+++ DATA RECORDS +++

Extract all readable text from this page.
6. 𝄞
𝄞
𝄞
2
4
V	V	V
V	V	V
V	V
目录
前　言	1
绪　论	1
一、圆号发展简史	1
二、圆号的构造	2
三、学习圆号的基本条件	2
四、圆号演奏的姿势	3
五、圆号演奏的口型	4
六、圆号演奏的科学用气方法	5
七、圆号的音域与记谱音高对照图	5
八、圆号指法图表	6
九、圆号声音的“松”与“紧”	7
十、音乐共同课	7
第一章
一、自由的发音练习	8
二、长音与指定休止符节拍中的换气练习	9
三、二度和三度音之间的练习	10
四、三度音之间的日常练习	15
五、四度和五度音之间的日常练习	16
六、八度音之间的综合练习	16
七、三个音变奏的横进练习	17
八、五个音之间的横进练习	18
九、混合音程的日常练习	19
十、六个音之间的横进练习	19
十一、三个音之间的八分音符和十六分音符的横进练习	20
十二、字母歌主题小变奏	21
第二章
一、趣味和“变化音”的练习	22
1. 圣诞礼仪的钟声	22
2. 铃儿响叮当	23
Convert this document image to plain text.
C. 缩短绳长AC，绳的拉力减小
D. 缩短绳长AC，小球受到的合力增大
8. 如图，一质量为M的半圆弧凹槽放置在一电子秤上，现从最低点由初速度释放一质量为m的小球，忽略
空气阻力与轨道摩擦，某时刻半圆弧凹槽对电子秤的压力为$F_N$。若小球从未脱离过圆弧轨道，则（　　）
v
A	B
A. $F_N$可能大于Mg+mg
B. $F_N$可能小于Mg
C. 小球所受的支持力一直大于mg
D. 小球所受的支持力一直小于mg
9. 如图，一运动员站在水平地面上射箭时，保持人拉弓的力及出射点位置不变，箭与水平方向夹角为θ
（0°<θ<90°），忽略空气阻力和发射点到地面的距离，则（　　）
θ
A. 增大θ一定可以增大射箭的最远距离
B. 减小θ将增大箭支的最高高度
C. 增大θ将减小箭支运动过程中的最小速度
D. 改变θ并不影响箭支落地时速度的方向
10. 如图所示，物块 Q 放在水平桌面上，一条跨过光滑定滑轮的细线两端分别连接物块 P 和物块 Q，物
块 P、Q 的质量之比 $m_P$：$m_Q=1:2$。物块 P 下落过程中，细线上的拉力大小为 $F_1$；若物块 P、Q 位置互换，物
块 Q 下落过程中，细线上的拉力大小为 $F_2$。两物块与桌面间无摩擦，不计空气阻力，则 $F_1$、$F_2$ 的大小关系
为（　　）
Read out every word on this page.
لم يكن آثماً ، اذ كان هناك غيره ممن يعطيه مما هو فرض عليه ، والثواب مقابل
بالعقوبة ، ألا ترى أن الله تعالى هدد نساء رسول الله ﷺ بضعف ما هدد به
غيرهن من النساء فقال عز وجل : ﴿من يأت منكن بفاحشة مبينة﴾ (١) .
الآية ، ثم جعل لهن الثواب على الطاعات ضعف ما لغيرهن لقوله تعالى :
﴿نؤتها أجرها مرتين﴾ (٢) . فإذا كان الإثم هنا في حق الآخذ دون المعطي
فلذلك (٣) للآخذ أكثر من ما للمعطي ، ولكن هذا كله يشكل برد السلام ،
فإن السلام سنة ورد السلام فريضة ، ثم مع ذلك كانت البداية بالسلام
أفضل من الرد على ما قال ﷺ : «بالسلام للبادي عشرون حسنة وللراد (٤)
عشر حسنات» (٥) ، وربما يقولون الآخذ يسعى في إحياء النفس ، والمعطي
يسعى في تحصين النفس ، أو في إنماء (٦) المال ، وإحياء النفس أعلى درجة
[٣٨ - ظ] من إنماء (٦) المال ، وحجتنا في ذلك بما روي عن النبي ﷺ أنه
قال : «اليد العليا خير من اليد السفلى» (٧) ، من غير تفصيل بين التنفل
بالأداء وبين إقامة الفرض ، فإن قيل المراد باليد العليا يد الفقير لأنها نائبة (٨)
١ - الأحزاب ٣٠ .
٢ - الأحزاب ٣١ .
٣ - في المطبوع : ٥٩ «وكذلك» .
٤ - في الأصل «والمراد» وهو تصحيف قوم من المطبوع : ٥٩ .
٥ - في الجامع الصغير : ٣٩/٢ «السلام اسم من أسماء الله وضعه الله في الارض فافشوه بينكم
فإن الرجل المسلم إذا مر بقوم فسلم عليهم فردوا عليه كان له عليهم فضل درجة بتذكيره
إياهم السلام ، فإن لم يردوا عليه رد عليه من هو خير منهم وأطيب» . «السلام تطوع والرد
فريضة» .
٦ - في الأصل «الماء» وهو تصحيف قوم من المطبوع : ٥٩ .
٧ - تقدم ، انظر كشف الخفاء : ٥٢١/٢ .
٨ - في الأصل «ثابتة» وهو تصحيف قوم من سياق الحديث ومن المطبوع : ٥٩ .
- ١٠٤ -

+++

## PROBLEM DETAILS:
Print every record exactly as it was given.

## TASK SOLUTION:
Extract all readable text from this page.
6. 𝄞
𝄞
𝄞
2
4
V	V	V
V	V	V
V	V
目录
前　言	1
绪　论	1
一、圆号发展简史	1
二、圆号的构造	2
三、学习圆号的基本条件	2
四、圆号演奏的姿势	3
五、圆号演奏的口型	4
六、圆号演奏的科学用气方法	5
七、圆号的音域与记谱音高对照图	5
八、圆号指法图表	6
九、圆号声音的“松”与“紧”	7
十、音乐共同课	7
第一章
一、自由的发音练习	8
二、长音与指定休止符节拍中的换气练习	9
三、二度和三度音之间的练习	10
四、三度音之间的日常练习	15
五、四度和五度音之间的日常练习	16
六、八度音之间的综合练习	16
七、三个音变奏的横进练习	17
八、五个音之间的横进练习	18
九、混合音程的日常练习	19
十、六个音之间的横进练习	19
十一、三个音之间的八分音符和十六分音符的横进练习	20
十二、字母歌主题小变奏	21
第二章
一、趣味和“变化音”的练习	22
1. 圣诞礼仪的钟声	22
2. 铃儿响叮当	23
Convert this document image to plain text.
C. 缩短绳长AC，绳的拉力减小
D. 缩短绳长AC，小球受到的合力增大
8. 如图，一质量为M的半圆弧凹槽放置在一电子秤上，现从最低点由初速度释放一质量为m的小球，忽略
空气阻力与轨道摩擦，某时刻半圆弧凹槽对电子秤的压力为$F_N$。若小球从未脱离过圆弧轨道，则（　　）
v
A	B
A. $F_N$可能大于Mg+mg
B. $F_N$可能小于Mg
C. 小球所受的支持力一直大于mg
D. 小球所受的支持力一直小于mg
9. 如图，一运动员站在水平地面上射箭时，保持人拉弓的力及出射点位置不变，箭与水平方向夹角为θ
（0°<θ<90°），忽略空气阻力和发射点到地面的距离，则（　　）
θ
A. 增大θ一定可以增大射箭的最远距离
B. 减小θ将增大箭支的最高高度
C. 增大θ将减小箭支运动过程中的最小速度
D. 改变θ并不影响箭支落地时速度的方向
10. 如图所示，物块 Q 放在水平桌面上，一条跨过光滑定滑轮的细线两端分别连接物块 P 和物块 Q，物
块 P、Q 的质量之比 $m_P$：$m_Q=1:2$。物块 P 下落过程中，细线上的拉力大小为 $F_1$；若物块 P、Q 位置互换，物
块 Q 下落过程中，细线上的拉力大小为 $F_2$。两物块与桌面间无摩擦，不计空气阻力，则 $F_1$、$F_2$ 的大小关系
为（　　）
Read out every word on this page.
لم يكن آثماً ، اذ كان هناك غيره ممن يعطيه مما هو فرض عليه ، والثواب مقابل
بالعقوبة ، ألا ترى أن الله تعالى هدد نساء رسول الله ﷺ بضعف ما هدد به
غيرهن من النساء فقال عز وجل : ﴿من يأت منكن بفاحشة مبينة﴾ (١) .
الآية ، ثم جعل لهن الثواب على الطاعات ضعف ما لغيرهن لقوله تعالى :
﴿نؤتها أجرها مرتين﴾ (٢) . فإذا كان الإثم هنا في حق الآخذ دون المعطي
فلذلك (٣) للآخذ أكثر من ما للمعطي ، ولكن هذا كله يشكل برد السلام ،
فإن السلام سنة ورد السلام فريضة ، ثم مع ذلك كانت البداية بالسلام
أفضل من الرد على ما قال ﷺ : «بالسلام للبادي عشرون حسنة وللراد (٤)
عشر حسنات» (٥) ، وربما يقولون الآخذ يسعى في إحياء النفس ، والمعطي
يسعى في تحصين النفس ، أو في إنماء (٦) المال ، وإحياء النفس أعلى درجة
[٣٨ - ظ] من إنماء (٦) المال ، وحجتنا في ذلك بما روي عن النبي ﷺ أنه
قال : «اليد العليا خير من اليد السفلى» (٧) ، من غير تفصيل بين التنفل
بالأداء وبين إقامة الفرض ، فإن قيل المراد باليد العليا يد الفقير لأنها نائبة (٨)
١ - الأحزاب ٣٠ .
٢ - الأحزاب ٣١ .
٣ - في المطبوع : ٥٩ «وكذلك» .
٤ - في الأصل «والمراد» وهو تصحيف قوم من المطبوع : ٥٩ .
٥ - في الجامع الصغير : ٣٩/٢ «السلام اسم من أسماء الله وضعه الله في الارض فافشوه بينكم
فإن الرجل المسلم إذا مر بقوم فسلم عليهم فردوا عليه كان له عليهم فضل درجة بتذكيره
إياهم السلام ، فإن لم يردوا عليه رد عليه من هو خير منهم وأطيب» . «السلام تطوع والرد
فريضة» .
٦ - في الأصل «الماء» وهو تصحيف قوم من المطبوع : ٥٩ .
٧ - تقدم ، انظر كشف الخفاء : ٥٢١/٢ .
٨ - في الأصل «ثابتة» وهو تصحيف قوم من سياق الحديث ومن المطبوع : ٥٩ .
- ١٠٤ -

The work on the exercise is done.